:: WHAT THIS TASK INVOLVES ::
Repeat the records in full and exactly, omitting pictures.

Chart and figure data:
──────

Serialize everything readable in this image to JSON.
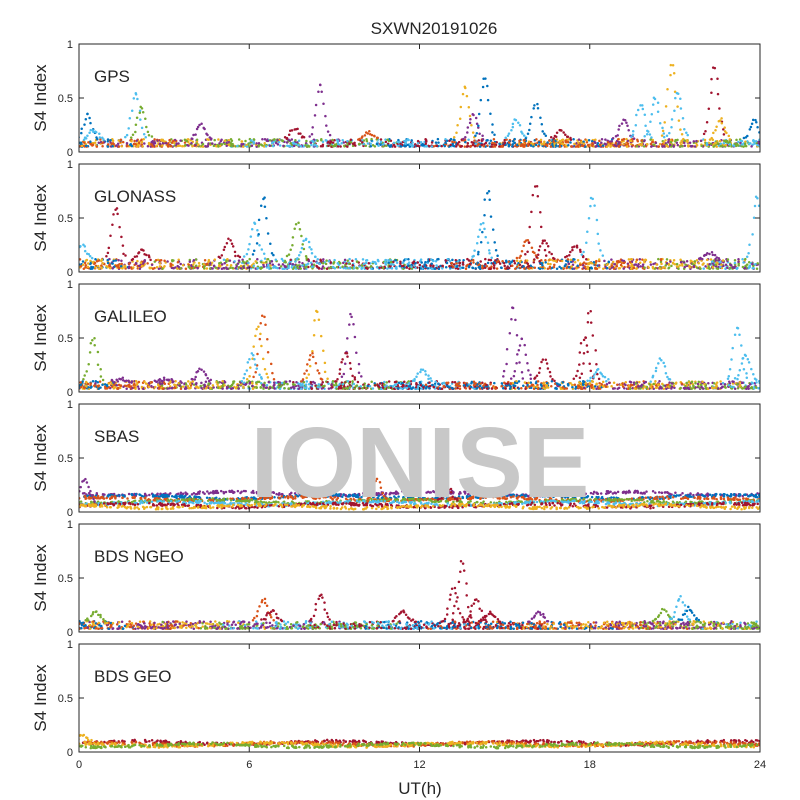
{
  "chart_data": {
    "type": "scatter",
    "title": "SXWN20191026",
    "xlabel": "UT(h)",
    "ylabel": "S4 Index",
    "xlim": [
      0,
      24
    ],
    "ylim": [
      0,
      1
    ],
    "x_ticks": [
      "0",
      "6",
      "12",
      "18",
      "24"
    ],
    "y_ticks": [
      "0",
      "0.5",
      "1"
    ],
    "watermark": "IONISE",
    "colors": [
      "#0072BD",
      "#D95319",
      "#EDB120",
      "#7E2F8E",
      "#77AC30",
      "#4DBEEE",
      "#A2142F"
    ],
    "panels": [
      {
        "label": "GPS",
        "baseline": [
          0.05,
          0.12
        ],
        "spikes": [
          {
            "x": 0.3,
            "y": 0.35,
            "c": 0
          },
          {
            "x": 0.5,
            "y": 0.2,
            "c": 5
          },
          {
            "x": 2.0,
            "y": 0.55,
            "c": 5
          },
          {
            "x": 2.2,
            "y": 0.42,
            "c": 4
          },
          {
            "x": 4.3,
            "y": 0.25,
            "c": 3
          },
          {
            "x": 7.6,
            "y": 0.22,
            "c": 6
          },
          {
            "x": 8.5,
            "y": 0.63,
            "c": 3
          },
          {
            "x": 10.2,
            "y": 0.18,
            "c": 1
          },
          {
            "x": 13.6,
            "y": 0.6,
            "c": 2
          },
          {
            "x": 13.9,
            "y": 0.35,
            "c": 3
          },
          {
            "x": 14.3,
            "y": 0.68,
            "c": 0
          },
          {
            "x": 15.4,
            "y": 0.3,
            "c": 5
          },
          {
            "x": 16.1,
            "y": 0.45,
            "c": 0
          },
          {
            "x": 17.0,
            "y": 0.2,
            "c": 6
          },
          {
            "x": 19.2,
            "y": 0.3,
            "c": 3
          },
          {
            "x": 19.8,
            "y": 0.45,
            "c": 5
          },
          {
            "x": 20.3,
            "y": 0.5,
            "c": 5
          },
          {
            "x": 20.9,
            "y": 0.82,
            "c": 2
          },
          {
            "x": 21.1,
            "y": 0.55,
            "c": 5
          },
          {
            "x": 22.4,
            "y": 0.78,
            "c": 6
          },
          {
            "x": 22.6,
            "y": 0.3,
            "c": 2
          },
          {
            "x": 23.8,
            "y": 0.3,
            "c": 0
          }
        ]
      },
      {
        "label": "GLONASS",
        "baseline": [
          0.03,
          0.12
        ],
        "spikes": [
          {
            "x": 0.1,
            "y": 0.25,
            "c": 5
          },
          {
            "x": 1.3,
            "y": 0.6,
            "c": 6
          },
          {
            "x": 2.2,
            "y": 0.2,
            "c": 6
          },
          {
            "x": 5.3,
            "y": 0.3,
            "c": 6
          },
          {
            "x": 6.2,
            "y": 0.45,
            "c": 5
          },
          {
            "x": 6.5,
            "y": 0.7,
            "c": 0
          },
          {
            "x": 7.7,
            "y": 0.45,
            "c": 4
          },
          {
            "x": 8.0,
            "y": 0.3,
            "c": 5
          },
          {
            "x": 14.4,
            "y": 0.75,
            "c": 0
          },
          {
            "x": 14.2,
            "y": 0.45,
            "c": 5
          },
          {
            "x": 15.8,
            "y": 0.3,
            "c": 1
          },
          {
            "x": 16.1,
            "y": 0.8,
            "c": 6
          },
          {
            "x": 16.4,
            "y": 0.3,
            "c": 6
          },
          {
            "x": 17.5,
            "y": 0.25,
            "c": 6
          },
          {
            "x": 18.1,
            "y": 0.7,
            "c": 5
          },
          {
            "x": 22.2,
            "y": 0.18,
            "c": 3
          },
          {
            "x": 23.9,
            "y": 0.7,
            "c": 5
          }
        ]
      },
      {
        "label": "GALILEO",
        "baseline": [
          0.03,
          0.1
        ],
        "spikes": [
          {
            "x": 0.5,
            "y": 0.5,
            "c": 4
          },
          {
            "x": 1.5,
            "y": 0.12,
            "c": 3
          },
          {
            "x": 3.0,
            "y": 0.12,
            "c": 3
          },
          {
            "x": 4.3,
            "y": 0.22,
            "c": 3
          },
          {
            "x": 6.3,
            "y": 0.6,
            "c": 2
          },
          {
            "x": 6.5,
            "y": 0.72,
            "c": 1
          },
          {
            "x": 6.1,
            "y": 0.35,
            "c": 5
          },
          {
            "x": 8.4,
            "y": 0.75,
            "c": 2
          },
          {
            "x": 8.2,
            "y": 0.35,
            "c": 1
          },
          {
            "x": 9.6,
            "y": 0.72,
            "c": 3
          },
          {
            "x": 9.4,
            "y": 0.35,
            "c": 6
          },
          {
            "x": 12.1,
            "y": 0.2,
            "c": 5
          },
          {
            "x": 15.3,
            "y": 0.78,
            "c": 3
          },
          {
            "x": 15.6,
            "y": 0.5,
            "c": 3
          },
          {
            "x": 16.4,
            "y": 0.3,
            "c": 6
          },
          {
            "x": 18.0,
            "y": 0.75,
            "c": 6
          },
          {
            "x": 17.8,
            "y": 0.5,
            "c": 6
          },
          {
            "x": 18.3,
            "y": 0.2,
            "c": 5
          },
          {
            "x": 20.5,
            "y": 0.3,
            "c": 5
          },
          {
            "x": 23.2,
            "y": 0.6,
            "c": 5
          },
          {
            "x": 23.5,
            "y": 0.35,
            "c": 5
          }
        ]
      },
      {
        "label": "SBAS",
        "bands": [
          {
            "y": 0.17,
            "c": 3
          },
          {
            "y": 0.14,
            "c": 0
          },
          {
            "y": 0.12,
            "c": 1
          },
          {
            "y": 0.1,
            "c": 4
          },
          {
            "y": 0.08,
            "c": 5
          },
          {
            "y": 0.06,
            "c": 6
          },
          {
            "y": 0.05,
            "c": 2
          }
        ],
        "spikes": [
          {
            "x": 0.2,
            "y": 0.3,
            "c": 3
          },
          {
            "x": 10.5,
            "y": 0.3,
            "c": 1
          },
          {
            "x": 13.0,
            "y": 0.22,
            "c": 6
          }
        ]
      },
      {
        "label": "BDS NGEO",
        "baseline": [
          0.03,
          0.1
        ],
        "spikes": [
          {
            "x": 0.6,
            "y": 0.18,
            "c": 4
          },
          {
            "x": 6.5,
            "y": 0.3,
            "c": 1
          },
          {
            "x": 6.8,
            "y": 0.2,
            "c": 6
          },
          {
            "x": 8.5,
            "y": 0.35,
            "c": 6
          },
          {
            "x": 11.4,
            "y": 0.2,
            "c": 6
          },
          {
            "x": 13.2,
            "y": 0.4,
            "c": 6
          },
          {
            "x": 13.5,
            "y": 0.65,
            "c": 6
          },
          {
            "x": 14.0,
            "y": 0.3,
            "c": 6
          },
          {
            "x": 14.5,
            "y": 0.18,
            "c": 6
          },
          {
            "x": 16.2,
            "y": 0.18,
            "c": 3
          },
          {
            "x": 20.6,
            "y": 0.2,
            "c": 4
          },
          {
            "x": 21.2,
            "y": 0.32,
            "c": 5
          },
          {
            "x": 21.5,
            "y": 0.22,
            "c": 0
          }
        ]
      },
      {
        "label": "BDS GEO",
        "bands": [
          {
            "y": 0.085,
            "c": 6
          },
          {
            "y": 0.075,
            "c": 1
          },
          {
            "y": 0.068,
            "c": 2
          },
          {
            "y": 0.062,
            "c": 4
          }
        ],
        "spikes": [
          {
            "x": 0.1,
            "y": 0.15,
            "c": 2
          }
        ]
      }
    ]
  }
}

──────

:: COMPLETE OUTPUT ::
Serialize everything readable in this image to JSON.
{
  "chart_data": {
    "type": "scatter",
    "title": "SXWN20191026",
    "xlabel": "UT(h)",
    "ylabel": "S4 Index",
    "xlim": [
      0,
      24
    ],
    "ylim": [
      0,
      1
    ],
    "x_ticks": [
      "0",
      "6",
      "12",
      "18",
      "24"
    ],
    "y_ticks": [
      "0",
      "0.5",
      "1"
    ],
    "watermark": "IONISE",
    "colors": [
      "#0072BD",
      "#D95319",
      "#EDB120",
      "#7E2F8E",
      "#77AC30",
      "#4DBEEE",
      "#A2142F"
    ],
    "panels": [
      {
        "label": "GPS",
        "baseline": [
          0.05,
          0.12
        ],
        "spikes": [
          {
            "x": 0.3,
            "y": 0.35,
            "c": 0
          },
          {
            "x": 0.5,
            "y": 0.2,
            "c": 5
          },
          {
            "x": 2.0,
            "y": 0.55,
            "c": 5
          },
          {
            "x": 2.2,
            "y": 0.42,
            "c": 4
          },
          {
            "x": 4.3,
            "y": 0.25,
            "c": 3
          },
          {
            "x": 7.6,
            "y": 0.22,
            "c": 6
          },
          {
            "x": 8.5,
            "y": 0.63,
            "c": 3
          },
          {
            "x": 10.2,
            "y": 0.18,
            "c": 1
          },
          {
            "x": 13.6,
            "y": 0.6,
            "c": 2
          },
          {
            "x": 13.9,
            "y": 0.35,
            "c": 3
          },
          {
            "x": 14.3,
            "y": 0.68,
            "c": 0
          },
          {
            "x": 15.4,
            "y": 0.3,
            "c": 5
          },
          {
            "x": 16.1,
            "y": 0.45,
            "c": 0
          },
          {
            "x": 17.0,
            "y": 0.2,
            "c": 6
          },
          {
            "x": 19.2,
            "y": 0.3,
            "c": 3
          },
          {
            "x": 19.8,
            "y": 0.45,
            "c": 5
          },
          {
            "x": 20.3,
            "y": 0.5,
            "c": 5
          },
          {
            "x": 20.9,
            "y": 0.82,
            "c": 2
          },
          {
            "x": 21.1,
            "y": 0.55,
            "c": 5
          },
          {
            "x": 22.4,
            "y": 0.78,
            "c": 6
          },
          {
            "x": 22.6,
            "y": 0.3,
            "c": 2
          },
          {
            "x": 23.8,
            "y": 0.3,
            "c": 0
          }
        ]
      },
      {
        "label": "GLONASS",
        "baseline": [
          0.03,
          0.12
        ],
        "spikes": [
          {
            "x": 0.1,
            "y": 0.25,
            "c": 5
          },
          {
            "x": 1.3,
            "y": 0.6,
            "c": 6
          },
          {
            "x": 2.2,
            "y": 0.2,
            "c": 6
          },
          {
            "x": 5.3,
            "y": 0.3,
            "c": 6
          },
          {
            "x": 6.2,
            "y": 0.45,
            "c": 5
          },
          {
            "x": 6.5,
            "y": 0.7,
            "c": 0
          },
          {
            "x": 7.7,
            "y": 0.45,
            "c": 4
          },
          {
            "x": 8.0,
            "y": 0.3,
            "c": 5
          },
          {
            "x": 14.4,
            "y": 0.75,
            "c": 0
          },
          {
            "x": 14.2,
            "y": 0.45,
            "c": 5
          },
          {
            "x": 15.8,
            "y": 0.3,
            "c": 1
          },
          {
            "x": 16.1,
            "y": 0.8,
            "c": 6
          },
          {
            "x": 16.4,
            "y": 0.3,
            "c": 6
          },
          {
            "x": 17.5,
            "y": 0.25,
            "c": 6
          },
          {
            "x": 18.1,
            "y": 0.7,
            "c": 5
          },
          {
            "x": 22.2,
            "y": 0.18,
            "c": 3
          },
          {
            "x": 23.9,
            "y": 0.7,
            "c": 5
          }
        ]
      },
      {
        "label": "GALILEO",
        "baseline": [
          0.03,
          0.1
        ],
        "spikes": [
          {
            "x": 0.5,
            "y": 0.5,
            "c": 4
          },
          {
            "x": 1.5,
            "y": 0.12,
            "c": 3
          },
          {
            "x": 3.0,
            "y": 0.12,
            "c": 3
          },
          {
            "x": 4.3,
            "y": 0.22,
            "c": 3
          },
          {
            "x": 6.3,
            "y": 0.6,
            "c": 2
          },
          {
            "x": 6.5,
            "y": 0.72,
            "c": 1
          },
          {
            "x": 6.1,
            "y": 0.35,
            "c": 5
          },
          {
            "x": 8.4,
            "y": 0.75,
            "c": 2
          },
          {
            "x": 8.2,
            "y": 0.35,
            "c": 1
          },
          {
            "x": 9.6,
            "y": 0.72,
            "c": 3
          },
          {
            "x": 9.4,
            "y": 0.35,
            "c": 6
          },
          {
            "x": 12.1,
            "y": 0.2,
            "c": 5
          },
          {
            "x": 15.3,
            "y": 0.78,
            "c": 3
          },
          {
            "x": 15.6,
            "y": 0.5,
            "c": 3
          },
          {
            "x": 16.4,
            "y": 0.3,
            "c": 6
          },
          {
            "x": 18.0,
            "y": 0.75,
            "c": 6
          },
          {
            "x": 17.8,
            "y": 0.5,
            "c": 6
          },
          {
            "x": 18.3,
            "y": 0.2,
            "c": 5
          },
          {
            "x": 20.5,
            "y": 0.3,
            "c": 5
          },
          {
            "x": 23.2,
            "y": 0.6,
            "c": 5
          },
          {
            "x": 23.5,
            "y": 0.35,
            "c": 5
          }
        ]
      },
      {
        "label": "SBAS",
        "bands": [
          {
            "y": 0.17,
            "c": 3
          },
          {
            "y": 0.14,
            "c": 0
          },
          {
            "y": 0.12,
            "c": 1
          },
          {
            "y": 0.1,
            "c": 4
          },
          {
            "y": 0.08,
            "c": 5
          },
          {
            "y": 0.06,
            "c": 6
          },
          {
            "y": 0.05,
            "c": 2
          }
        ],
        "spikes": [
          {
            "x": 0.2,
            "y": 0.3,
            "c": 3
          },
          {
            "x": 10.5,
            "y": 0.3,
            "c": 1
          },
          {
            "x": 13.0,
            "y": 0.22,
            "c": 6
          }
        ]
      },
      {
        "label": "BDS NGEO",
        "baseline": [
          0.03,
          0.1
        ],
        "spikes": [
          {
            "x": 0.6,
            "y": 0.18,
            "c": 4
          },
          {
            "x": 6.5,
            "y": 0.3,
            "c": 1
          },
          {
            "x": 6.8,
            "y": 0.2,
            "c": 6
          },
          {
            "x": 8.5,
            "y": 0.35,
            "c": 6
          },
          {
            "x": 11.4,
            "y": 0.2,
            "c": 6
          },
          {
            "x": 13.2,
            "y": 0.4,
            "c": 6
          },
          {
            "x": 13.5,
            "y": 0.65,
            "c": 6
          },
          {
            "x": 14.0,
            "y": 0.3,
            "c": 6
          },
          {
            "x": 14.5,
            "y": 0.18,
            "c": 6
          },
          {
            "x": 16.2,
            "y": 0.18,
            "c": 3
          },
          {
            "x": 20.6,
            "y": 0.2,
            "c": 4
          },
          {
            "x": 21.2,
            "y": 0.32,
            "c": 5
          },
          {
            "x": 21.5,
            "y": 0.22,
            "c": 0
          }
        ]
      },
      {
        "label": "BDS GEO",
        "bands": [
          {
            "y": 0.085,
            "c": 6
          },
          {
            "y": 0.075,
            "c": 1
          },
          {
            "y": 0.068,
            "c": 2
          },
          {
            "y": 0.062,
            "c": 4
          }
        ],
        "spikes": [
          {
            "x": 0.1,
            "y": 0.15,
            "c": 2
          }
        ]
      }
    ]
  }
}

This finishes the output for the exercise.